Extract all of the entries and set them down verbatim.

--- START ---

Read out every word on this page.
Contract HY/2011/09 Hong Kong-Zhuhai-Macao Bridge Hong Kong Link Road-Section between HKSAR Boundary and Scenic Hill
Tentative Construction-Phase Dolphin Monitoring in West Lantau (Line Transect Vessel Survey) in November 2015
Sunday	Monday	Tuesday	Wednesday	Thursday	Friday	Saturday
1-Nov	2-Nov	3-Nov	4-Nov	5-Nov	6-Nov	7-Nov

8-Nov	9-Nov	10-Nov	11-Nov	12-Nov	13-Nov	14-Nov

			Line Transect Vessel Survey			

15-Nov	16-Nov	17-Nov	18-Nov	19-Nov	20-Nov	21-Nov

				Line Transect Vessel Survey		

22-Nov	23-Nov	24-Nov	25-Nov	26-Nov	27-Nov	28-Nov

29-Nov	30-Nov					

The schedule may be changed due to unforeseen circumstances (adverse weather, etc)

--- END ---

Task result:
Read out every word on this page.
Contract HY/2011/09 Hong Kong-Zhuhai-Macao Bridge Hong Kong Link Road-Section between HKSAR Boundary and Scenic Hill
Tentative Construction-Phase Dolphin Monitoring in West Lantau (Line Transect Vessel Survey) in November 2015
Sunday	Monday	Tuesday	Wednesday	Thursday	Friday	Saturday
1-Nov	2-Nov	3-Nov	4-Nov	5-Nov	6-Nov	7-Nov

8-Nov	9-Nov	10-Nov	11-Nov	12-Nov	13-Nov	14-Nov

			Line Transect Vessel Survey			

15-Nov	16-Nov	17-Nov	18-Nov	19-Nov	20-Nov	21-Nov

				Line Transect Vessel Survey		

22-Nov	23-Nov	24-Nov	25-Nov	26-Nov	27-Nov	28-Nov

29-Nov	30-Nov					

The schedule may be changed due to unforeseen circumstances (adverse weather, etc)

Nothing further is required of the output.